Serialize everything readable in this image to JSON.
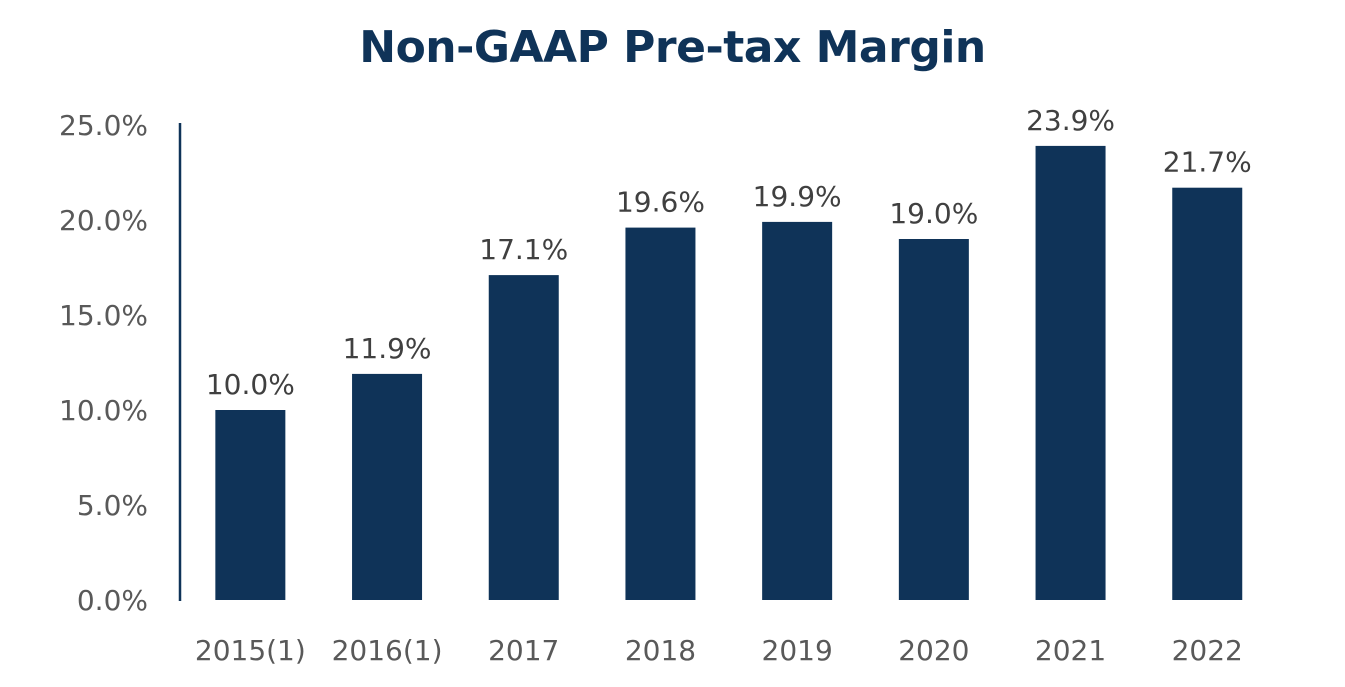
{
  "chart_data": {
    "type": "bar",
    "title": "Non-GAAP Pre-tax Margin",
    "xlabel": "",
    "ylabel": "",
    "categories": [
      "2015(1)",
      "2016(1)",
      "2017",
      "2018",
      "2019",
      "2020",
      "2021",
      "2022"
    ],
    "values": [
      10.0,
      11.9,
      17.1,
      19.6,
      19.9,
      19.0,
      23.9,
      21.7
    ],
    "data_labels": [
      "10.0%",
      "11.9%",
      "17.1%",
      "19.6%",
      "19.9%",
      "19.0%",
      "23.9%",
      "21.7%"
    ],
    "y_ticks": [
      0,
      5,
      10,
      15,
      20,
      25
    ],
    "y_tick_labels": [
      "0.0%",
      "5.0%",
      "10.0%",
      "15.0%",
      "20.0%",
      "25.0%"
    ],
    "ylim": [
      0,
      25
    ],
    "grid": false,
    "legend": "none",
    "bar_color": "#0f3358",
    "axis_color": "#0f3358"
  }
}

+ + +

__What is asked__: Omitting all images, print the listing exactly.

__Written response__:
Serialize everything readable in this image to JSON.
{
  "chart_data": {
    "type": "bar",
    "title": "Non-GAAP Pre-tax Margin",
    "xlabel": "",
    "ylabel": "",
    "categories": [
      "2015(1)",
      "2016(1)",
      "2017",
      "2018",
      "2019",
      "2020",
      "2021",
      "2022"
    ],
    "values": [
      10.0,
      11.9,
      17.1,
      19.6,
      19.9,
      19.0,
      23.9,
      21.7
    ],
    "data_labels": [
      "10.0%",
      "11.9%",
      "17.1%",
      "19.6%",
      "19.9%",
      "19.0%",
      "23.9%",
      "21.7%"
    ],
    "y_ticks": [
      0,
      5,
      10,
      15,
      20,
      25
    ],
    "y_tick_labels": [
      "0.0%",
      "5.0%",
      "10.0%",
      "15.0%",
      "20.0%",
      "25.0%"
    ],
    "ylim": [
      0,
      25
    ],
    "grid": false,
    "legend": "none",
    "bar_color": "#0f3358",
    "axis_color": "#0f3358"
  }
}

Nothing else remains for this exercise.